- **Provided information**
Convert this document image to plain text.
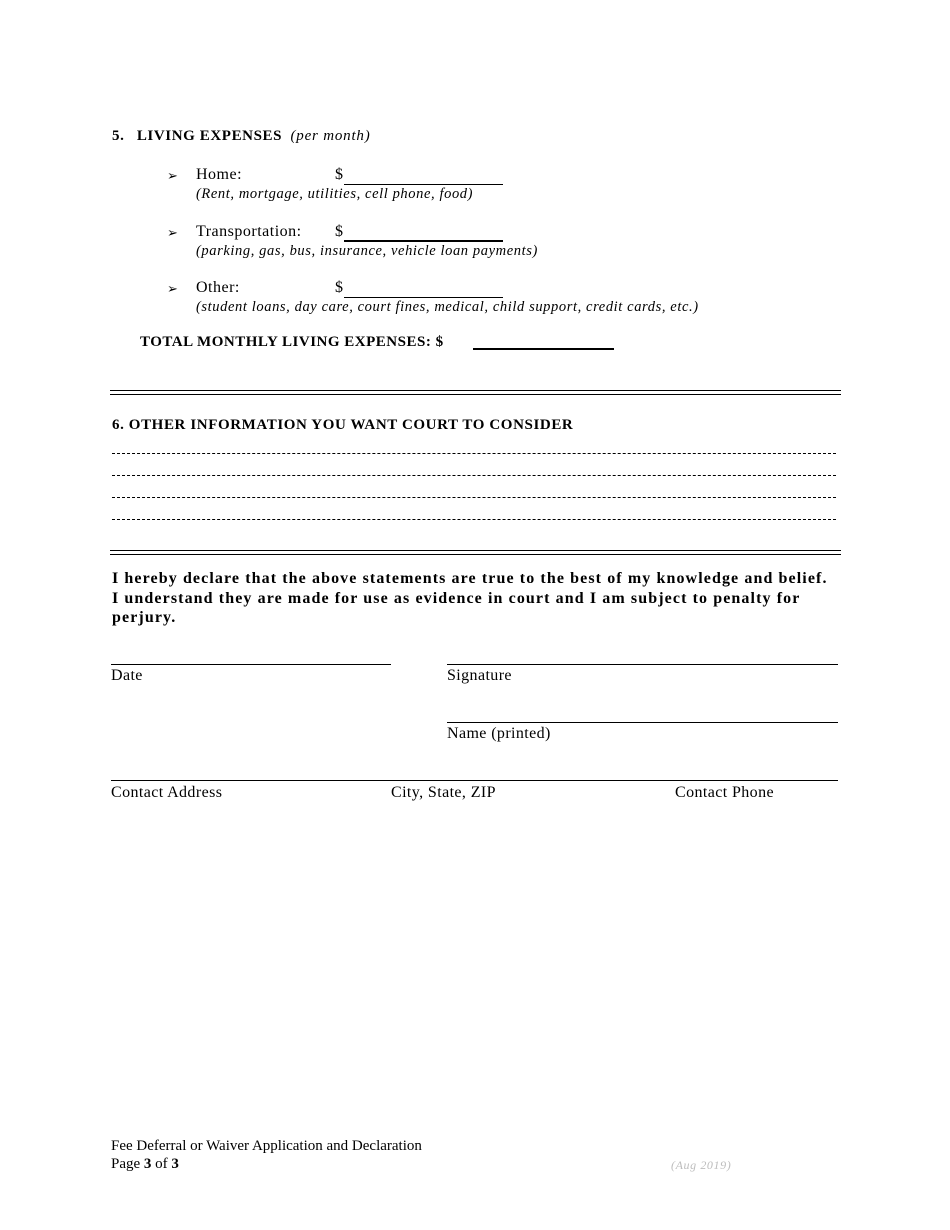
5. LIVING EXPENSES (per month)
➢ Home:	$
(Rent, mortgage, utilities, cell phone, food)
➢ Transportation: $
(parking, gas, bus, insurance, vehicle loan payments)
➢ Other:	$
(student loans, day care, court fines, medical, child support, credit cards, etc.)
TOTAL MONTHLY LIVING EXPENSES: $
6. OTHER INFORMATION YOU WANT COURT TO CONSIDER
I hereby declare that the above statements are true to the best of my knowledge and belief. I understand they are made for use as evidence in court and I am subject to penalty for perjury.
Date	Signature
Name (printed)
Contact Address	City, State, ZIP	Contact Phone
Fee Deferral or Waiver Application and Declaration
Page 3 of 3	(Aug 2019)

- **Directions for this task**
Where does the word "EXPENSES" appear? Return each line that holds it.

- **Finished answer**
5. LIVING EXPENSES (per month)
TOTAL MONTHLY LIVING EXPENSES: $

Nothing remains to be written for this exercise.